* _Do this_: Pull each line containing "type" out of the data and copy it.

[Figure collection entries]
>>>>>
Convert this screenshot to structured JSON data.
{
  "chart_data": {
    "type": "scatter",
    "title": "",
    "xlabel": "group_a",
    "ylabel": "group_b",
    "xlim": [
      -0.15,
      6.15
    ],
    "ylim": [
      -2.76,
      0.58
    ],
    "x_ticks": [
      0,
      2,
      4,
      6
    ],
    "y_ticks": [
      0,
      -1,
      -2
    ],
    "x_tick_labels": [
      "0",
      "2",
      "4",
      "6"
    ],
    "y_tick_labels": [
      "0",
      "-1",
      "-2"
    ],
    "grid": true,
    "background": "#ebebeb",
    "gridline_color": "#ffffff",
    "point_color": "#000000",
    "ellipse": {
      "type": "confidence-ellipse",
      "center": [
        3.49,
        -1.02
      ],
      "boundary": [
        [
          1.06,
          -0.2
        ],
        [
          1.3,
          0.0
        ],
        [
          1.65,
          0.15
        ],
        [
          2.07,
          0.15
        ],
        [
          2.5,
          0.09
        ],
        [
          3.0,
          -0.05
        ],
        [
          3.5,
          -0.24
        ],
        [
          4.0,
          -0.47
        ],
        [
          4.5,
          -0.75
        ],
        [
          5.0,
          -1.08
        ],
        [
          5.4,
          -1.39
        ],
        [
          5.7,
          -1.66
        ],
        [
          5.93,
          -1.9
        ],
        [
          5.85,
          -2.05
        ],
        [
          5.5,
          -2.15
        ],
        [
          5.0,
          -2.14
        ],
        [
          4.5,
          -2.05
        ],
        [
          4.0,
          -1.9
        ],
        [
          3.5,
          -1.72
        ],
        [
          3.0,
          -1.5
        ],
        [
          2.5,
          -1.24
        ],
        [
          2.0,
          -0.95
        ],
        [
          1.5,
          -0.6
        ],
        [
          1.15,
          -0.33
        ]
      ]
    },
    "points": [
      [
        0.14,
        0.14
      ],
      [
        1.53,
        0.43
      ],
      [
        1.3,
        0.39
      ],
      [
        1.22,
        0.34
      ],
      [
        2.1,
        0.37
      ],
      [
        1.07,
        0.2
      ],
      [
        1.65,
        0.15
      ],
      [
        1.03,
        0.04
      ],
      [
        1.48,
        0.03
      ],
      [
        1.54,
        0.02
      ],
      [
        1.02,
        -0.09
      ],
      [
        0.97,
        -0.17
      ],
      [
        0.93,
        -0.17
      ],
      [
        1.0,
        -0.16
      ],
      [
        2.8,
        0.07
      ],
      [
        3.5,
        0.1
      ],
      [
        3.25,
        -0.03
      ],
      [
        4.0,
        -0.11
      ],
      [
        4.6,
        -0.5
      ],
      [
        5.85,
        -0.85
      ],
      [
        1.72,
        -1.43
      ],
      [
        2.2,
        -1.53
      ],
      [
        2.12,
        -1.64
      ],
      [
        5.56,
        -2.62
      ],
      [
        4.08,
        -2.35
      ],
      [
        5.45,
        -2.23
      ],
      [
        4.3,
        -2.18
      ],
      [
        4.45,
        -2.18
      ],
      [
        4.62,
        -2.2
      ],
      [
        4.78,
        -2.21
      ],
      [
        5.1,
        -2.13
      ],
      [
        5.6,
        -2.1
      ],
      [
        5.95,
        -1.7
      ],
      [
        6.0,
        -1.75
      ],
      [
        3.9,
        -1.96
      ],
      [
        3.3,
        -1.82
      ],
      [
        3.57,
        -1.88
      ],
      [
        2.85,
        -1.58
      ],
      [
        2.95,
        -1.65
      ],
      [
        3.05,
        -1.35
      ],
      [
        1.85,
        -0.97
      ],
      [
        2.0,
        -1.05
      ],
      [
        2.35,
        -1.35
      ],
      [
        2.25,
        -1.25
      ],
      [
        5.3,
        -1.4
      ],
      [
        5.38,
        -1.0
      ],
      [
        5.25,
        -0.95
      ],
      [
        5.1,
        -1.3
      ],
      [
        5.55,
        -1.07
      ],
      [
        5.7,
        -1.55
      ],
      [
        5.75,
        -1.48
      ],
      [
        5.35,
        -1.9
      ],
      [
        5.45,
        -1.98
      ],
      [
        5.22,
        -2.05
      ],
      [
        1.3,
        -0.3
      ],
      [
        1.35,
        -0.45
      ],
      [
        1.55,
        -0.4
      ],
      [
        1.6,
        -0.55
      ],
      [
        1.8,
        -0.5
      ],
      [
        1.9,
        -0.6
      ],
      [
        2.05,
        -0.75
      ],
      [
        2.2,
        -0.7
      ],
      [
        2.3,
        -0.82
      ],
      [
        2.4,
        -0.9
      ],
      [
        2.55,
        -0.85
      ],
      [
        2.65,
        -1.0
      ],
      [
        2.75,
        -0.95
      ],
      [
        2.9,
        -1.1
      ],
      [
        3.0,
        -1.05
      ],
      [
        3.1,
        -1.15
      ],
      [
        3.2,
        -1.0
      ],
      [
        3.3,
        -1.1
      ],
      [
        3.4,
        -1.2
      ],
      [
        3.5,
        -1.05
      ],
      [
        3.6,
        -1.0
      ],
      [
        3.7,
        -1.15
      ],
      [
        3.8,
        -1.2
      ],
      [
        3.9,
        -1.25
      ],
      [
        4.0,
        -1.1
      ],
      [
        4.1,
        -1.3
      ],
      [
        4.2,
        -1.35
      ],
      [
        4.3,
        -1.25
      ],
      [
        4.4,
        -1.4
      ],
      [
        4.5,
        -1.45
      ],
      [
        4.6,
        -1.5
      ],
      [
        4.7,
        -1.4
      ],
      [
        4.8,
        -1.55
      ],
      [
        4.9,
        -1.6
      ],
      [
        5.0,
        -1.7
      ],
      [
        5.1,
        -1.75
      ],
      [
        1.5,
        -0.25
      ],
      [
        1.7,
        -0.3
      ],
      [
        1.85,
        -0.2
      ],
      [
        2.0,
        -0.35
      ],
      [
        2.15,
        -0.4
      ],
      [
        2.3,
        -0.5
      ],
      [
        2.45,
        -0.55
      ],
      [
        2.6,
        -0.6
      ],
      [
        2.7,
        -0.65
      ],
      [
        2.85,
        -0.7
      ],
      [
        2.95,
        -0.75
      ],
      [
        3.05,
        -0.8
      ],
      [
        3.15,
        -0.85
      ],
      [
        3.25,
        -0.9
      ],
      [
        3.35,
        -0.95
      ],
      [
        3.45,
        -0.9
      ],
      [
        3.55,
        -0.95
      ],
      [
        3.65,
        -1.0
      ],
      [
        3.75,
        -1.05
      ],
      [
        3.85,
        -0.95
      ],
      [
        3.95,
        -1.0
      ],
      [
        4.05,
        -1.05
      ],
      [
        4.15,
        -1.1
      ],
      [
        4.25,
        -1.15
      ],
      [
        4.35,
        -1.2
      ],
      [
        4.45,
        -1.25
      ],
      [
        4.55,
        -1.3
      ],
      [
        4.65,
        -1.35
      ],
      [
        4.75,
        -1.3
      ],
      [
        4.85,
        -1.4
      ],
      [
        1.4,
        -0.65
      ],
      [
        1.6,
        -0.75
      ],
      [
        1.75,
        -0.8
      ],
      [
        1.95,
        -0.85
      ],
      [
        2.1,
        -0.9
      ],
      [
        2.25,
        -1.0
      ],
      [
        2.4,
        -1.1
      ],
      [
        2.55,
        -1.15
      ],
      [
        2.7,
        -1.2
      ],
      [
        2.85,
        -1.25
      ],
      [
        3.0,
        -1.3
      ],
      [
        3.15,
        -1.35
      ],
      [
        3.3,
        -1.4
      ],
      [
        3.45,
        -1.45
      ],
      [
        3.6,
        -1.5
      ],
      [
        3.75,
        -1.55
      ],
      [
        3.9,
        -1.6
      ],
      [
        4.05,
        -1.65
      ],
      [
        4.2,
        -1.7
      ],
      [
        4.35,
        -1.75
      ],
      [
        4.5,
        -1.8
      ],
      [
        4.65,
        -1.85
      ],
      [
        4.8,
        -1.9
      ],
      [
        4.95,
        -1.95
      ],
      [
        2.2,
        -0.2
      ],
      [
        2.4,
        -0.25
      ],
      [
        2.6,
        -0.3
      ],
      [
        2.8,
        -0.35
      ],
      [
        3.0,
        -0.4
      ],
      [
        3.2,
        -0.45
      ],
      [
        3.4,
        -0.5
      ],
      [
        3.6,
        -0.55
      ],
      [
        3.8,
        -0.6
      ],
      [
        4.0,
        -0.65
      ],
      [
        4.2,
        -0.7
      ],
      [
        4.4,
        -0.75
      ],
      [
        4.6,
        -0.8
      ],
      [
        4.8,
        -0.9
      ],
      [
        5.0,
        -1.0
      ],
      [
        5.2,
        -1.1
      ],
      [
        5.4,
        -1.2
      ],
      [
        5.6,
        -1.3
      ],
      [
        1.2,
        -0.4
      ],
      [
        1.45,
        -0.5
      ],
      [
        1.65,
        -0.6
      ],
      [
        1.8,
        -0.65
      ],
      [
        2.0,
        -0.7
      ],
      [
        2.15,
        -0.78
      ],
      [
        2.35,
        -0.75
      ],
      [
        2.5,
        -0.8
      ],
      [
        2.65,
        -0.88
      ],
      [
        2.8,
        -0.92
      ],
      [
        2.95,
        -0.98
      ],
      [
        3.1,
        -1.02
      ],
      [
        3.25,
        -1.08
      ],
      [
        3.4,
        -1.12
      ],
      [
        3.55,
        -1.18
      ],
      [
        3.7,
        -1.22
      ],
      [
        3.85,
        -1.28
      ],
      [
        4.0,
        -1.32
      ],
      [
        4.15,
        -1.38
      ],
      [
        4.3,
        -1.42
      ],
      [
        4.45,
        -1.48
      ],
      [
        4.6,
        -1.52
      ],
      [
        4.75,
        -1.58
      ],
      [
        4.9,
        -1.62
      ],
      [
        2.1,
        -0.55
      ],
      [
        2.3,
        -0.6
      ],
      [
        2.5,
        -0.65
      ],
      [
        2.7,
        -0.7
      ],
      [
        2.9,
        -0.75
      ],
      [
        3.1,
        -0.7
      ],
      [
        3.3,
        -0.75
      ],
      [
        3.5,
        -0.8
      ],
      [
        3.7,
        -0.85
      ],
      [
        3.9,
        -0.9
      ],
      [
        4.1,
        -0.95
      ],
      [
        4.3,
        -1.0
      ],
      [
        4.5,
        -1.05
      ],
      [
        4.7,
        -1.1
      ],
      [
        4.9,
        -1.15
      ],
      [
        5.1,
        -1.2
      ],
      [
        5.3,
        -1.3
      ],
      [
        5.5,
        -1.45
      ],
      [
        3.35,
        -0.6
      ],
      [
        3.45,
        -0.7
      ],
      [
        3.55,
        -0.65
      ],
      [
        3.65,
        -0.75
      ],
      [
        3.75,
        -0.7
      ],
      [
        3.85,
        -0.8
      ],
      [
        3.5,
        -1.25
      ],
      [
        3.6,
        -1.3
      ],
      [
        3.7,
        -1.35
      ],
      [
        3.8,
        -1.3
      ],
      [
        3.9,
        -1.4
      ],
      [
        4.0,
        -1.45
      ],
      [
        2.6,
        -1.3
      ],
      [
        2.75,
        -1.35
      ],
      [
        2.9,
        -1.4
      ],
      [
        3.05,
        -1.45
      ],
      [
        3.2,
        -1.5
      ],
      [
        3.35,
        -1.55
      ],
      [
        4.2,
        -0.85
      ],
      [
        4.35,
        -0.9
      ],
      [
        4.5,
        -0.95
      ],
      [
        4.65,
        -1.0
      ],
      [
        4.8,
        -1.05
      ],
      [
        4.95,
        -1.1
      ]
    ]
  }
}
<<<<<
* _Correct answer_:
    "type": "scatter",
      "type": "confidence-ellipse",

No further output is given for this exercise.